§ **Task description**: In your copy, reproduce the entries exactly as they are, minus the images.

(Stored items)
- - - -

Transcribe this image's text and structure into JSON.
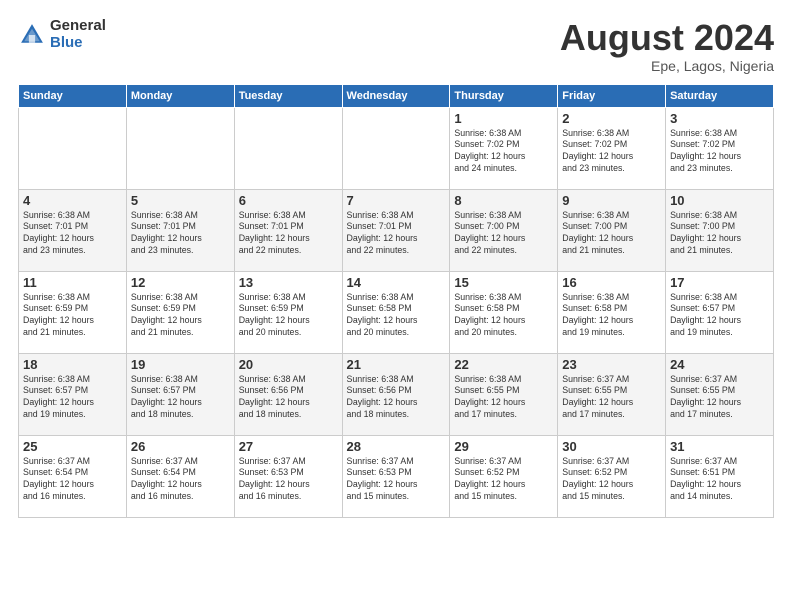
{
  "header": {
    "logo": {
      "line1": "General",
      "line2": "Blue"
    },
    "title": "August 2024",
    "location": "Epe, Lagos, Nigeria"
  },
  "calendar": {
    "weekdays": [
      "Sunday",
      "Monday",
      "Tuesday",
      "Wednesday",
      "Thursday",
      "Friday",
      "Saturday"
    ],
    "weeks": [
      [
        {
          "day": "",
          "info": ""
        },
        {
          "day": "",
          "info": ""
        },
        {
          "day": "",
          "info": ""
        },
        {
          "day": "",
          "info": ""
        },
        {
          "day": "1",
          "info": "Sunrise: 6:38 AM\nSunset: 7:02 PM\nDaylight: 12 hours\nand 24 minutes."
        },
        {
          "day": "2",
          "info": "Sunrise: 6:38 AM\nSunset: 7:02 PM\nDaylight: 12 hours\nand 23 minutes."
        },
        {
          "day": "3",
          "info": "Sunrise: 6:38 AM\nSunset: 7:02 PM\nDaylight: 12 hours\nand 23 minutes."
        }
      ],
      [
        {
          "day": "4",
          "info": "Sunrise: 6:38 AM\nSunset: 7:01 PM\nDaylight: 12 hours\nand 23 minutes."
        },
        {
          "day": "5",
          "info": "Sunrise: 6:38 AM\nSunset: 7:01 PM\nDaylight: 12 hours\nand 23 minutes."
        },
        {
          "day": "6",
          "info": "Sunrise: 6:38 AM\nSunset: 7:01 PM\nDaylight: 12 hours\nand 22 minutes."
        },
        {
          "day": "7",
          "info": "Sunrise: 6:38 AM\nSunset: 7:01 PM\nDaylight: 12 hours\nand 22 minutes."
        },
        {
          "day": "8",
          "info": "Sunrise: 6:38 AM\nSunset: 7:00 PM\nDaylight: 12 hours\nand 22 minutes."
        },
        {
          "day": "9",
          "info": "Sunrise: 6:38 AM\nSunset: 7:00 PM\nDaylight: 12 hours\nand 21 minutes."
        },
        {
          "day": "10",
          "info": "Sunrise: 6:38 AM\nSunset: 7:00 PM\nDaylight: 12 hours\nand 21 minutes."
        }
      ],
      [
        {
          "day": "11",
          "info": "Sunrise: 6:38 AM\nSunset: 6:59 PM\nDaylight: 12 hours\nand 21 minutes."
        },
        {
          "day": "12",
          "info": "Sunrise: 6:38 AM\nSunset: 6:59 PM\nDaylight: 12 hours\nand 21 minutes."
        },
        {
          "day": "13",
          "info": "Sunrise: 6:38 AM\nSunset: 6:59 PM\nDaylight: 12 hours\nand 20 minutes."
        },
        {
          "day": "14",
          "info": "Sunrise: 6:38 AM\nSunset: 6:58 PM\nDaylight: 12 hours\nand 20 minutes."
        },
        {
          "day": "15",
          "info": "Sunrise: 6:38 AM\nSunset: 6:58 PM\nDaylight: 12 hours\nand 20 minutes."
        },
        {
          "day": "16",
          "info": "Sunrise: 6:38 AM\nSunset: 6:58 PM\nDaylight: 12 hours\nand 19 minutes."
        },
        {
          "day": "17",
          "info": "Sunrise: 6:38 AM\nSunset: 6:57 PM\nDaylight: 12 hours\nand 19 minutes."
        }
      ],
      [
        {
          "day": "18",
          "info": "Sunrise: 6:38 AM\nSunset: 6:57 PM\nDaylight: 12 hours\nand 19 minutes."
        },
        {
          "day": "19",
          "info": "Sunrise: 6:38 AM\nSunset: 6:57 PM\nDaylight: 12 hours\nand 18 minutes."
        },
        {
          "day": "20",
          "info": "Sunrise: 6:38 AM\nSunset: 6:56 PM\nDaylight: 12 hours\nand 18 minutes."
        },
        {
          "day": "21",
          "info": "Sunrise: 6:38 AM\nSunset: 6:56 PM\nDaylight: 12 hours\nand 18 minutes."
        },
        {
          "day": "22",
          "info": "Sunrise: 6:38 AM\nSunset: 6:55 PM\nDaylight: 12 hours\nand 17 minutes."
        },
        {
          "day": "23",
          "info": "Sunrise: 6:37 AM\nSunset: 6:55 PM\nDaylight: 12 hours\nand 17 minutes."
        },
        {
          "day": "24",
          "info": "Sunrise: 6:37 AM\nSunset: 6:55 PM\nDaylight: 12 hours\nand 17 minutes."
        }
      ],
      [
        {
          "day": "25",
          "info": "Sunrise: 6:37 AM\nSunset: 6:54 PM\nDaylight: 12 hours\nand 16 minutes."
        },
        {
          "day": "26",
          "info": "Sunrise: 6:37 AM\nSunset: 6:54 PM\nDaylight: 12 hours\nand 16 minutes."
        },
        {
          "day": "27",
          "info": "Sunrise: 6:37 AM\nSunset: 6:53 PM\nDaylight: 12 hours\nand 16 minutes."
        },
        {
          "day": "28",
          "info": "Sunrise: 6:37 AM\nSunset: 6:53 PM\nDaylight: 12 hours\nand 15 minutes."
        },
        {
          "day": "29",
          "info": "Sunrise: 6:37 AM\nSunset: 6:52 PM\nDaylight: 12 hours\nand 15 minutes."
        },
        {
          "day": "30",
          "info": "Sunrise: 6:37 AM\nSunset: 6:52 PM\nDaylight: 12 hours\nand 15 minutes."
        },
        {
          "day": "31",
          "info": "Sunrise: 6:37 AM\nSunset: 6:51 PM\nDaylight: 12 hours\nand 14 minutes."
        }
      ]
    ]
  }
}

- - - -

§ **Result of this task**:
Transcribe this image's text and structure into JSON.
{
  "header": {
    "logo": {
      "line1": "General",
      "line2": "Blue"
    },
    "title": "August 2024",
    "location": "Epe, Lagos, Nigeria"
  },
  "calendar": {
    "weekdays": [
      "Sunday",
      "Monday",
      "Tuesday",
      "Wednesday",
      "Thursday",
      "Friday",
      "Saturday"
    ],
    "weeks": [
      [
        {
          "day": "",
          "info": ""
        },
        {
          "day": "",
          "info": ""
        },
        {
          "day": "",
          "info": ""
        },
        {
          "day": "",
          "info": ""
        },
        {
          "day": "1",
          "info": "Sunrise: 6:38 AM\nSunset: 7:02 PM\nDaylight: 12 hours\nand 24 minutes."
        },
        {
          "day": "2",
          "info": "Sunrise: 6:38 AM\nSunset: 7:02 PM\nDaylight: 12 hours\nand 23 minutes."
        },
        {
          "day": "3",
          "info": "Sunrise: 6:38 AM\nSunset: 7:02 PM\nDaylight: 12 hours\nand 23 minutes."
        }
      ],
      [
        {
          "day": "4",
          "info": "Sunrise: 6:38 AM\nSunset: 7:01 PM\nDaylight: 12 hours\nand 23 minutes."
        },
        {
          "day": "5",
          "info": "Sunrise: 6:38 AM\nSunset: 7:01 PM\nDaylight: 12 hours\nand 23 minutes."
        },
        {
          "day": "6",
          "info": "Sunrise: 6:38 AM\nSunset: 7:01 PM\nDaylight: 12 hours\nand 22 minutes."
        },
        {
          "day": "7",
          "info": "Sunrise: 6:38 AM\nSunset: 7:01 PM\nDaylight: 12 hours\nand 22 minutes."
        },
        {
          "day": "8",
          "info": "Sunrise: 6:38 AM\nSunset: 7:00 PM\nDaylight: 12 hours\nand 22 minutes."
        },
        {
          "day": "9",
          "info": "Sunrise: 6:38 AM\nSunset: 7:00 PM\nDaylight: 12 hours\nand 21 minutes."
        },
        {
          "day": "10",
          "info": "Sunrise: 6:38 AM\nSunset: 7:00 PM\nDaylight: 12 hours\nand 21 minutes."
        }
      ],
      [
        {
          "day": "11",
          "info": "Sunrise: 6:38 AM\nSunset: 6:59 PM\nDaylight: 12 hours\nand 21 minutes."
        },
        {
          "day": "12",
          "info": "Sunrise: 6:38 AM\nSunset: 6:59 PM\nDaylight: 12 hours\nand 21 minutes."
        },
        {
          "day": "13",
          "info": "Sunrise: 6:38 AM\nSunset: 6:59 PM\nDaylight: 12 hours\nand 20 minutes."
        },
        {
          "day": "14",
          "info": "Sunrise: 6:38 AM\nSunset: 6:58 PM\nDaylight: 12 hours\nand 20 minutes."
        },
        {
          "day": "15",
          "info": "Sunrise: 6:38 AM\nSunset: 6:58 PM\nDaylight: 12 hours\nand 20 minutes."
        },
        {
          "day": "16",
          "info": "Sunrise: 6:38 AM\nSunset: 6:58 PM\nDaylight: 12 hours\nand 19 minutes."
        },
        {
          "day": "17",
          "info": "Sunrise: 6:38 AM\nSunset: 6:57 PM\nDaylight: 12 hours\nand 19 minutes."
        }
      ],
      [
        {
          "day": "18",
          "info": "Sunrise: 6:38 AM\nSunset: 6:57 PM\nDaylight: 12 hours\nand 19 minutes."
        },
        {
          "day": "19",
          "info": "Sunrise: 6:38 AM\nSunset: 6:57 PM\nDaylight: 12 hours\nand 18 minutes."
        },
        {
          "day": "20",
          "info": "Sunrise: 6:38 AM\nSunset: 6:56 PM\nDaylight: 12 hours\nand 18 minutes."
        },
        {
          "day": "21",
          "info": "Sunrise: 6:38 AM\nSunset: 6:56 PM\nDaylight: 12 hours\nand 18 minutes."
        },
        {
          "day": "22",
          "info": "Sunrise: 6:38 AM\nSunset: 6:55 PM\nDaylight: 12 hours\nand 17 minutes."
        },
        {
          "day": "23",
          "info": "Sunrise: 6:37 AM\nSunset: 6:55 PM\nDaylight: 12 hours\nand 17 minutes."
        },
        {
          "day": "24",
          "info": "Sunrise: 6:37 AM\nSunset: 6:55 PM\nDaylight: 12 hours\nand 17 minutes."
        }
      ],
      [
        {
          "day": "25",
          "info": "Sunrise: 6:37 AM\nSunset: 6:54 PM\nDaylight: 12 hours\nand 16 minutes."
        },
        {
          "day": "26",
          "info": "Sunrise: 6:37 AM\nSunset: 6:54 PM\nDaylight: 12 hours\nand 16 minutes."
        },
        {
          "day": "27",
          "info": "Sunrise: 6:37 AM\nSunset: 6:53 PM\nDaylight: 12 hours\nand 16 minutes."
        },
        {
          "day": "28",
          "info": "Sunrise: 6:37 AM\nSunset: 6:53 PM\nDaylight: 12 hours\nand 15 minutes."
        },
        {
          "day": "29",
          "info": "Sunrise: 6:37 AM\nSunset: 6:52 PM\nDaylight: 12 hours\nand 15 minutes."
        },
        {
          "day": "30",
          "info": "Sunrise: 6:37 AM\nSunset: 6:52 PM\nDaylight: 12 hours\nand 15 minutes."
        },
        {
          "day": "31",
          "info": "Sunrise: 6:37 AM\nSunset: 6:51 PM\nDaylight: 12 hours\nand 14 minutes."
        }
      ]
    ]
  }
}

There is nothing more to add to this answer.